= Trade Adjustment Assistance =

US internal economic program

Trade Adjustment Assistance (TAA) is a federal program of the United States government to act as a way to reduce the damaging impact of imports felt by certain sectors of the U.S. economy. The current structure features four components of Trade Adjustment Assistance: for workers, firms, farmers, and communities. Each cabinet-level department was tasked with a different sector of the overall Trade Adjustment Assistance program. The program for workers is the largest, and is administered by the U.S. Department of Labor. The program for farmers is administered by the U.S. Department of Agriculture, and the firms and communities programs are administered by the U.S. Department of Commerce.

TAA has long been criticized as too small relative to the scale of trade-related job loss, with some labor leaders describing it as "burial insurance." Research on the political effects of the policy finds that counties with a history of successful petitions were less likely to support protectionism and more likely to support Democratic candidates. When these benefits are concentrated in places with lower levels of import competition, improved access to TAA benefits reduces support for pro-trade candidates.

As of July 1, 2022, the program has been terminated.

==History==
Historically, there have been various ideas to provide relief for those harmed by tariff reductions in the United States.

Trade Adjustment Assistance consists of four programs authorized under the Trade Expansion Act of 1962 and defined further under the Trade Act of 1974 (19 U.S.C. § 2341 et seq) (Trade Act). The original idea for a trade compensation program goes back to 1939. Later, it was proposed by President John F. Kennedy as part of the total package to open up free trade. President Kennedy said: "When considerations of national policy make it desirable to avoid higher tariffs, those injured by that competition should not be required to bear the full brunt of the impact. Rather, the burden of economic adjustment should be borne in part by the Federal Government."

▶ _DATA SECTION_:

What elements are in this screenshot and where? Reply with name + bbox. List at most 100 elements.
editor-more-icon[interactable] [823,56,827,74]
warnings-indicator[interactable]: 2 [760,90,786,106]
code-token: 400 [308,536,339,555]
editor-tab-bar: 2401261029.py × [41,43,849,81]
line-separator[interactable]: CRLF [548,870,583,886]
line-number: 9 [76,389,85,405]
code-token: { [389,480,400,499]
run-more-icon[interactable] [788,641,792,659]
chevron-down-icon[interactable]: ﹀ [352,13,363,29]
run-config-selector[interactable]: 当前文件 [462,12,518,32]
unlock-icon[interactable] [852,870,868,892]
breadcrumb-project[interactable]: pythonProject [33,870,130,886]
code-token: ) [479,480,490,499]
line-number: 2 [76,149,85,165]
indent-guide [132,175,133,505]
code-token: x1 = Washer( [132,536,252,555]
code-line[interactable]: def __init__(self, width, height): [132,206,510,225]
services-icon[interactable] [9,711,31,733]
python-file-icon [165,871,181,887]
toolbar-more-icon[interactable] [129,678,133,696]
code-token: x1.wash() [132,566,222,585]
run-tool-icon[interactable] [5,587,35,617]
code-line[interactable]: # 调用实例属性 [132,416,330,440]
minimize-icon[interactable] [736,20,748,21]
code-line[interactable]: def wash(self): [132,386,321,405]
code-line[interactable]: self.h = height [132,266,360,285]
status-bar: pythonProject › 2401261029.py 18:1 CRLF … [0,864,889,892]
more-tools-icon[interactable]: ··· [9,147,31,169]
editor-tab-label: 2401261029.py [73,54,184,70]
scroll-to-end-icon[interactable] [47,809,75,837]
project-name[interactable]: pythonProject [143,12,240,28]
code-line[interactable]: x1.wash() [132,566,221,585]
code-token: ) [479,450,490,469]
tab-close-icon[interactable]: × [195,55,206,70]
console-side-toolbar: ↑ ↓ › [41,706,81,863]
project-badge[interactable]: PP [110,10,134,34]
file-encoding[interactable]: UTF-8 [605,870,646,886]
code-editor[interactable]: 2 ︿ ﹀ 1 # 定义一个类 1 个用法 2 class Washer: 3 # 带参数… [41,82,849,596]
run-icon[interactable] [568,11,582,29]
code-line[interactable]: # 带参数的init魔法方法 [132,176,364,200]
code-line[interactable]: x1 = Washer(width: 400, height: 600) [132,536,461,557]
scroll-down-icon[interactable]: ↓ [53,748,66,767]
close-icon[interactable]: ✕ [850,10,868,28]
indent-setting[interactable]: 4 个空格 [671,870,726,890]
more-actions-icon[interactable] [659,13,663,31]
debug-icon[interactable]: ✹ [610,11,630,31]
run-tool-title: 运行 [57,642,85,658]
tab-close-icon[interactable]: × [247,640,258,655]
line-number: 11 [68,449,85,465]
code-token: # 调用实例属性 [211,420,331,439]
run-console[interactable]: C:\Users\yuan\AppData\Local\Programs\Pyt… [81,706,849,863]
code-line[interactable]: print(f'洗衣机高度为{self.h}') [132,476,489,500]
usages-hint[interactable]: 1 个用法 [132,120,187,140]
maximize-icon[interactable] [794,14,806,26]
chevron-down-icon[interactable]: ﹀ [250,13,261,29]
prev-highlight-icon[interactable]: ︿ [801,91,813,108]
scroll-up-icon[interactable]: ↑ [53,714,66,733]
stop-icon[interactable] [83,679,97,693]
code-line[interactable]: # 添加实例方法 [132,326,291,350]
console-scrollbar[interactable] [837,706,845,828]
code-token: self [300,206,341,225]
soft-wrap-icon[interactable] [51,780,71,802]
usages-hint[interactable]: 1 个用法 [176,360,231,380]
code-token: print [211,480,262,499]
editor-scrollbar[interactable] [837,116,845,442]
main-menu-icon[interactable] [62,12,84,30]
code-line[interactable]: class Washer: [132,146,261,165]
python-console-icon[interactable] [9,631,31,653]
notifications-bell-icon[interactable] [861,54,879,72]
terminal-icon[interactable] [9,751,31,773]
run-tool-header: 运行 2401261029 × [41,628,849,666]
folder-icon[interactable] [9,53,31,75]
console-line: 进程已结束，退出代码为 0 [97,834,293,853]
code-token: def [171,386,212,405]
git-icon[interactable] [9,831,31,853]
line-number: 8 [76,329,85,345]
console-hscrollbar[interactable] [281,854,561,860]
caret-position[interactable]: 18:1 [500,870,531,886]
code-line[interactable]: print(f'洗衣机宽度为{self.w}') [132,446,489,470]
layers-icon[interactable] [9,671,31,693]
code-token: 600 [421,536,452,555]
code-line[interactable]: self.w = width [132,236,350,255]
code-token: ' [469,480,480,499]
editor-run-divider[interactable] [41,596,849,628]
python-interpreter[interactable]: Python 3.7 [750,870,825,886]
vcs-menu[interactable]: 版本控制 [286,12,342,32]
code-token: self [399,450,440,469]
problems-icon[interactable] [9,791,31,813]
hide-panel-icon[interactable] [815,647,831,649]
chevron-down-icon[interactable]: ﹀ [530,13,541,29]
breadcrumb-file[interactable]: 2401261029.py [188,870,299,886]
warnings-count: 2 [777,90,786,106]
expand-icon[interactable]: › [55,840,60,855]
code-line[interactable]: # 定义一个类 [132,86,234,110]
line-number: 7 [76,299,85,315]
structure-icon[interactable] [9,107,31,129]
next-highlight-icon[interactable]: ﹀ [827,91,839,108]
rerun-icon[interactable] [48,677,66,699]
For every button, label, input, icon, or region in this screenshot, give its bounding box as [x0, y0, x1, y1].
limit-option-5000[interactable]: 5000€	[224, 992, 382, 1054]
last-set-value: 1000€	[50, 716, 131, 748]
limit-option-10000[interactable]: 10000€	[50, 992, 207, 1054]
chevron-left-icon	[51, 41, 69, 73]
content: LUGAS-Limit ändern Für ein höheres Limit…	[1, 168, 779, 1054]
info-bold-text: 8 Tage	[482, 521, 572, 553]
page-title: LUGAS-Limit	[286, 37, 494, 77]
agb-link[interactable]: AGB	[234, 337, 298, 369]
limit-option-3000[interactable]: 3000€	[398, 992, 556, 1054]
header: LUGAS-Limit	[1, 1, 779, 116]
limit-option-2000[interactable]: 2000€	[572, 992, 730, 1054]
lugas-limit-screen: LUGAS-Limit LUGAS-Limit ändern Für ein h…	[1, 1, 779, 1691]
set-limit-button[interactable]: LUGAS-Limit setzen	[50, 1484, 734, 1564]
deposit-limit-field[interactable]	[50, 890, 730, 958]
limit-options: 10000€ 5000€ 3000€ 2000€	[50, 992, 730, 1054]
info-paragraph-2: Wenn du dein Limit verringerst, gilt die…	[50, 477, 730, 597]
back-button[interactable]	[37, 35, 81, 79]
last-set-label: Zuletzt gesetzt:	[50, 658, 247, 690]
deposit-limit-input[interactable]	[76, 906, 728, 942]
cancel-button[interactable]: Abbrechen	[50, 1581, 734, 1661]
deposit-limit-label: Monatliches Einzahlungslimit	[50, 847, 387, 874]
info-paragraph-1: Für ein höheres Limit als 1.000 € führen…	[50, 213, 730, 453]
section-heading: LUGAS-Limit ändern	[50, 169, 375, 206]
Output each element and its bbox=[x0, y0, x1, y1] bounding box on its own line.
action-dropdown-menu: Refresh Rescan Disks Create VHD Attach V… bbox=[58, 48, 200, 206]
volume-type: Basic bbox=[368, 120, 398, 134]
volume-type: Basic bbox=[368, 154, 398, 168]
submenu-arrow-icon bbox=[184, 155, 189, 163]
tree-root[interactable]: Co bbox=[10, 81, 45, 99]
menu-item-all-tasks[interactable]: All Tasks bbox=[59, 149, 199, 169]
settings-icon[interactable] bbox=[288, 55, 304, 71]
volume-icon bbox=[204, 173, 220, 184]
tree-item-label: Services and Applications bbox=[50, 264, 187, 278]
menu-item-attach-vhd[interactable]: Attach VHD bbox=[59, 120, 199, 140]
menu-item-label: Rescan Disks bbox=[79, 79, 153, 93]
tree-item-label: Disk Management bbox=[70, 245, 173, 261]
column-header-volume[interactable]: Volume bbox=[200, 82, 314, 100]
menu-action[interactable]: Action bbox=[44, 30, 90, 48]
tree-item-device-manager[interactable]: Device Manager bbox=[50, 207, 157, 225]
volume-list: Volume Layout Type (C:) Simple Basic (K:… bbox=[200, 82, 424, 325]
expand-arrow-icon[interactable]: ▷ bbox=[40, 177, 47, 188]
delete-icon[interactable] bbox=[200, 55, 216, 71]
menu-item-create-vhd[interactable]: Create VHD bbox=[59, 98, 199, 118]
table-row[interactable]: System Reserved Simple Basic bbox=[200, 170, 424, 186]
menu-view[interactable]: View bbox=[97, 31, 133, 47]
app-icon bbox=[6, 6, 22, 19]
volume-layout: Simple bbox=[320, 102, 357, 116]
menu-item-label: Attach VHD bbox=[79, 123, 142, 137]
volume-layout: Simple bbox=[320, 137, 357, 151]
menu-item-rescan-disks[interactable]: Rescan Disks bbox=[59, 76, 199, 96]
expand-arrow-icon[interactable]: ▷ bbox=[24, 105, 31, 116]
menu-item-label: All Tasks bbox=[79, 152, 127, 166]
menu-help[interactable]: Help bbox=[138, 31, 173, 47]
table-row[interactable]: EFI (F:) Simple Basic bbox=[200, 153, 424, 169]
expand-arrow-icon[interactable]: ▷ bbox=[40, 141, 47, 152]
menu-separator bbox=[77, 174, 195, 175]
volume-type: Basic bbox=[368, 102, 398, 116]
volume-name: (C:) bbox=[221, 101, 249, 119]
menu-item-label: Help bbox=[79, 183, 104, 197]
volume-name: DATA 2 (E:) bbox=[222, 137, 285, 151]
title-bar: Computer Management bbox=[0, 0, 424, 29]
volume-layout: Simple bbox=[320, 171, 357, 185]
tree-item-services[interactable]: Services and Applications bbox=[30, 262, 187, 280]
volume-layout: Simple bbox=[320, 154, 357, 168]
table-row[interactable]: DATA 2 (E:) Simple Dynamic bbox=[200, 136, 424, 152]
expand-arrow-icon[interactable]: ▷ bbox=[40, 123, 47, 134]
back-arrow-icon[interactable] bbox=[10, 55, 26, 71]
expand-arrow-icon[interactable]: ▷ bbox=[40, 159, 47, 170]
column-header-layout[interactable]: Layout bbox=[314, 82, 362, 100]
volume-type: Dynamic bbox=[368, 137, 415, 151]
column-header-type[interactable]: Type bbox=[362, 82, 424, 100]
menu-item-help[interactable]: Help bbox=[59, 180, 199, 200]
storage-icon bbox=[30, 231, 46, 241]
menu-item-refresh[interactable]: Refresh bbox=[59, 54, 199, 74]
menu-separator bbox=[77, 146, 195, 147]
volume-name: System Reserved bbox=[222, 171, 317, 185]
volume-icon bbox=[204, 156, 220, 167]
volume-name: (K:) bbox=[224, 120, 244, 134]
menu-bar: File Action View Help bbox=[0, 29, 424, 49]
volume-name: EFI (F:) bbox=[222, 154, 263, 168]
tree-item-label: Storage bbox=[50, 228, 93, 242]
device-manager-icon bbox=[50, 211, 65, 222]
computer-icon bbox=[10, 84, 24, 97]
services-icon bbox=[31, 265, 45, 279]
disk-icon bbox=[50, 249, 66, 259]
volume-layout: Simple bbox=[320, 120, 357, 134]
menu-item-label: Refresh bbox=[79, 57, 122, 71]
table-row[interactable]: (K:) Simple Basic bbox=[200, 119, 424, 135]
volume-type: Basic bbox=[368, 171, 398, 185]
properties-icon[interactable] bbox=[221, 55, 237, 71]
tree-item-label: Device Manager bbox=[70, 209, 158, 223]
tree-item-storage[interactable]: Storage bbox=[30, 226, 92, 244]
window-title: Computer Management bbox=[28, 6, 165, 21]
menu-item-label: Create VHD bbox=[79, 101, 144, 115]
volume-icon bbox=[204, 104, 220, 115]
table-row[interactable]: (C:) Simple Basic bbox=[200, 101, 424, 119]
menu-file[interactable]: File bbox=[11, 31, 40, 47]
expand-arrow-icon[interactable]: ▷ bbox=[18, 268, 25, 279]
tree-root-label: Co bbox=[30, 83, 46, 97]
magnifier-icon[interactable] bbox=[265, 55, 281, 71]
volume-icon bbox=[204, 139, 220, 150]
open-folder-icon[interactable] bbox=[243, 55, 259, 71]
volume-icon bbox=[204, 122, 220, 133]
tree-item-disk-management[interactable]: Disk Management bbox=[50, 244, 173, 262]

▶ _PROBLEM SET_:
1. In the Trade Adjustment Assistance article, which department administers the program for workers?
2. Reproduce a passage of the Trade Adjustment Assistance article word for word: begin at the words "TAA has long" and stop after "has been terminated.".
The entries have nothing to do with the Trade Adjustment Assistance article.

▶ _NUMBERED ANSWERS_:
1. The U.S. Department of Labor.

2.
TAA has long been criticized as too small relative to the scale of trade-related job loss, with some labor leaders describing it as "burial insurance." Research on the political effects of the policy finds that counties with a history of successful petitions were less likely to support protectionism and more likely to support Democratic candidates. When these benefits are concentrated in places with lower levels of import competition, improved access to TAA benefits reduces support for pro-trade candidates.

As of July 1, 2022, the program has been terminated.